§ Short task: Extract each line of the material that follows exactly and omit its pictures.
-=-=-
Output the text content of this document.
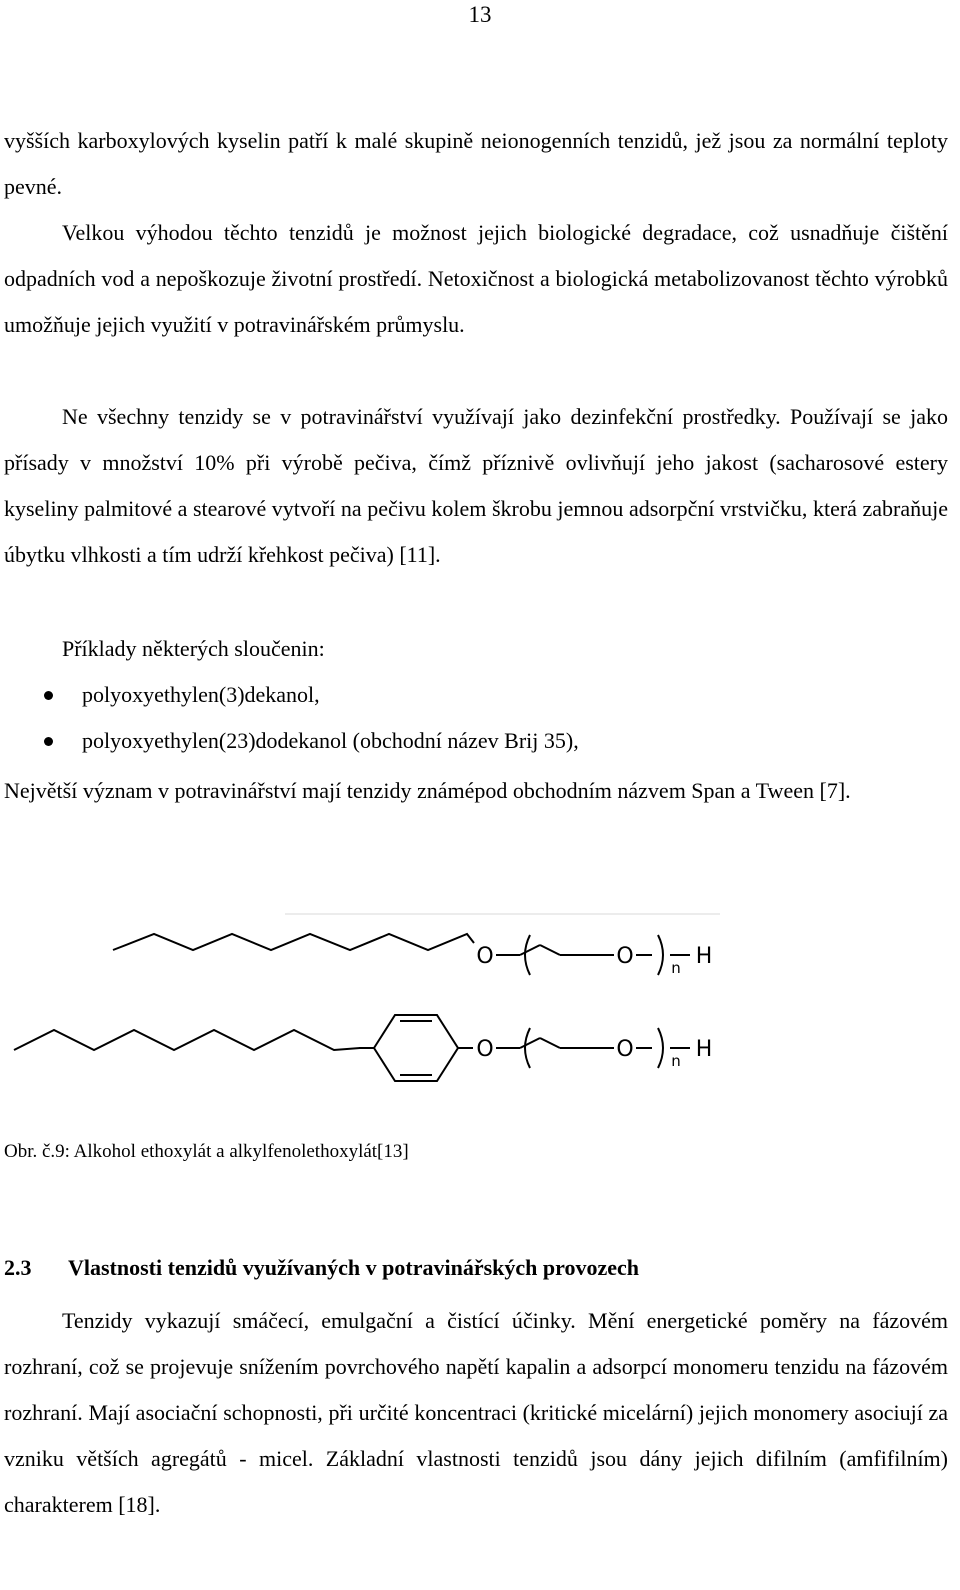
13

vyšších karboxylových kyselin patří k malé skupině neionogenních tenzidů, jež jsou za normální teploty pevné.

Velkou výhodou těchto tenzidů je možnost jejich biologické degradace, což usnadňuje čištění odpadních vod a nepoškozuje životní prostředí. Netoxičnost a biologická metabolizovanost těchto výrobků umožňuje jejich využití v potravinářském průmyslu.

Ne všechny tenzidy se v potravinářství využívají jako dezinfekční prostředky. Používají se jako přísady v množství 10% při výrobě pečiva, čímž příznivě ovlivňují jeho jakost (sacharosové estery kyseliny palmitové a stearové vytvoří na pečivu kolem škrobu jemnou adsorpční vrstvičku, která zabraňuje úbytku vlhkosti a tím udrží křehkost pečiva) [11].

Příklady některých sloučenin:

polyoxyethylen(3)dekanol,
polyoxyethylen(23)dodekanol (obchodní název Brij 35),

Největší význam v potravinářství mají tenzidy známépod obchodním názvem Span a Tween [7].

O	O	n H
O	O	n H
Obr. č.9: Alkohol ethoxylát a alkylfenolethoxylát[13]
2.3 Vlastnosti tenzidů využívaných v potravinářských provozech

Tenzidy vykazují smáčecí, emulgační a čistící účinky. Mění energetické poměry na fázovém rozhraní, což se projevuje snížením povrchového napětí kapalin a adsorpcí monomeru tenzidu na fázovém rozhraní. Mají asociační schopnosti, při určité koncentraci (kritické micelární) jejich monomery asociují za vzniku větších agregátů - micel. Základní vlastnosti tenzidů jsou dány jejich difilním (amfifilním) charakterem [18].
-=-=-
§ Response to this task:
Output the text content of this document.
13

vyšších karboxylových kyselin patří k malé skupině neionogenních tenzidů, jež jsou za normální teploty pevné.

Velkou výhodou těchto tenzidů je možnost jejich biologické degradace, což usnadňuje čištění odpadních vod a nepoškozuje životní prostředí. Netoxičnost a biologická metabolizovanost těchto výrobků umožňuje jejich využití v potravinářském průmyslu.

Ne všechny tenzidy se v potravinářství využívají jako dezinfekční prostředky. Používají se jako přísady v množství 10% při výrobě pečiva, čímž příznivě ovlivňují jeho jakost (sacharosové estery kyseliny palmitové a stearové vytvoří na pečivu kolem škrobu jemnou adsorpční vrstvičku, která zabraňuje úbytku vlhkosti a tím udrží křehkost pečiva) [11].

Příklady některých sloučenin:

polyoxyethylen(3)dekanol,
polyoxyethylen(23)dodekanol (obchodní název Brij 35),

Největší význam v potravinářství mají tenzidy známépod obchodním názvem Span a Tween [7].

O	O	n H
O	O	n H
Obr. č.9: Alkohol ethoxylát a alkylfenolethoxylát[13]
2.3 Vlastnosti tenzidů využívaných v potravinářských provozech

Tenzidy vykazují smáčecí, emulgační a čistící účinky. Mění energetické poměry na fázovém rozhraní, což se projevuje snížením povrchového napětí kapalin a adsorpcí monomeru tenzidu na fázovém rozhraní. Mají asociační schopnosti, při určité koncentraci (kritické micelární) jejich monomery asociují za vzniku větších agregátů - micel. Základní vlastnosti tenzidů jsou dány jejich difilním (amfifilním) charakterem [18].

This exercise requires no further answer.